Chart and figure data
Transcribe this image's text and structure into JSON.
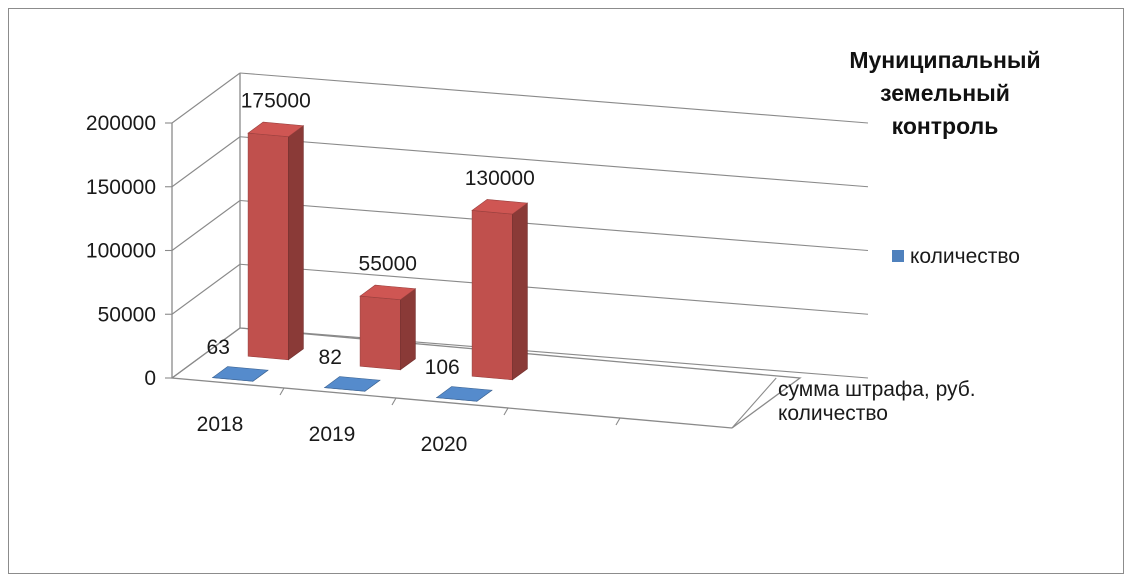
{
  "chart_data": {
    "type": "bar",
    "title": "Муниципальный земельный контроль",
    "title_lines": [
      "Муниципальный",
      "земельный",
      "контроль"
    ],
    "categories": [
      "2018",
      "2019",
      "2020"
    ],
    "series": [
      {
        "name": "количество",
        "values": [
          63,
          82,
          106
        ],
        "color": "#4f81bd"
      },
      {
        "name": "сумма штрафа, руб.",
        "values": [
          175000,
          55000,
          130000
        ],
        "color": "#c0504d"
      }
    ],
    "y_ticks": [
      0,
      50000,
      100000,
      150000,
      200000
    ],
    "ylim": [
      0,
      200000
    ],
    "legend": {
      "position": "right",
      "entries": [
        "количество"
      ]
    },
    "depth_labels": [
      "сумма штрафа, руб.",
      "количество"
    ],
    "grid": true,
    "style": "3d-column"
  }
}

▸ Set problem
Using the data above, copy each line that contains "количество".

▸ Worked solution
        "name": "количество",
        "количество"
      "количество"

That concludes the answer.